> [What you will do]
Below are the entries; state how many of their lines contain the string "Vegan", and nothing more.

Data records
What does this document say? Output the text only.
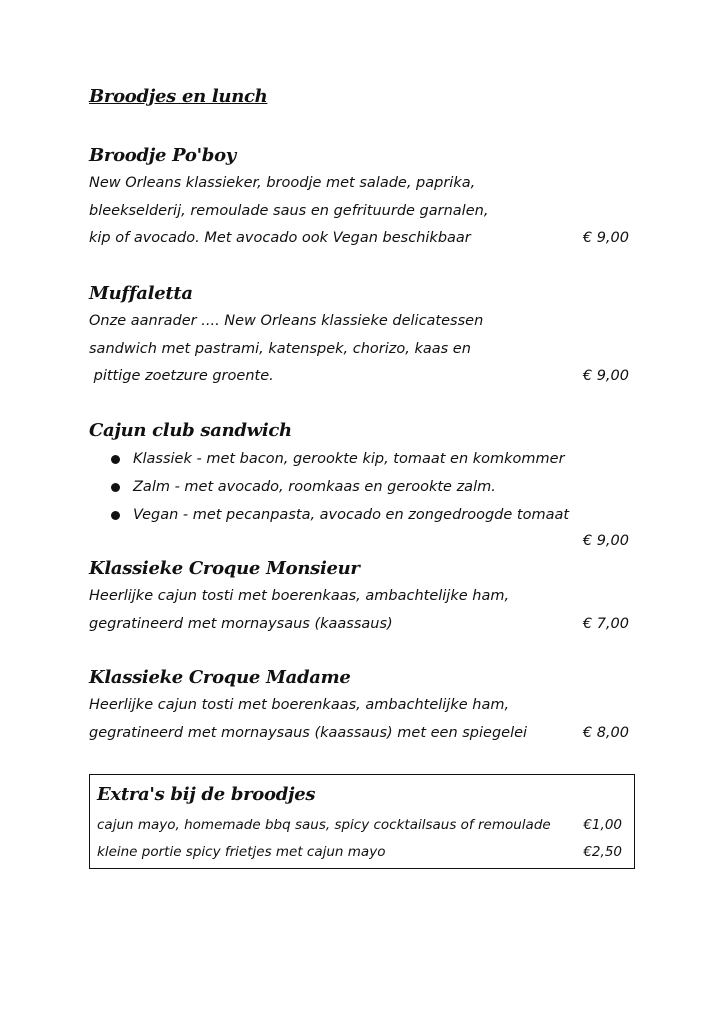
Broodjes en lunch
Broodje Po'boy
New Orleans klassieker, broodje met salade, paprika,
bleekselderij, remoulade saus en gefrituurde garnalen,
kip of avocado. Met avocado ook Vegan beschikbaar	€ 9,00
Muffaletta
Onze aanrader .... New Orleans klassieke delicatessen
sandwich met pastrami, katenspek, chorizo, kaas en
pittige zoetzure groente.	€ 9,00
Cajun club sandwich
Klassiek - met bacon, gerookte kip, tomaat en komkommer
Zalm - met avocado, roomkaas en gerookte zalm.
Vegan - met pecanpasta, avocado en zongedroogde tomaat
€ 9,00
Klassieke Croque Monsieur
Heerlijke cajun tosti met boerenkaas, ambachtelijke ham,
gegratineerd met mornaysaus (kaassaus)	€ 7,00
Klassieke Croque Madame
Heerlijke cajun tosti met boerenkaas, ambachtelijke ham,
gegratineerd met mornaysaus (kaassaus) met een spiegelei	€ 8,00
Extra's bij de broodjes
cajun mayo, homemade bbq saus, spicy cocktailsaus of remoulade €1,00
kleine portie spicy frietjes met cajun mayo	€2,50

> [The answer]
2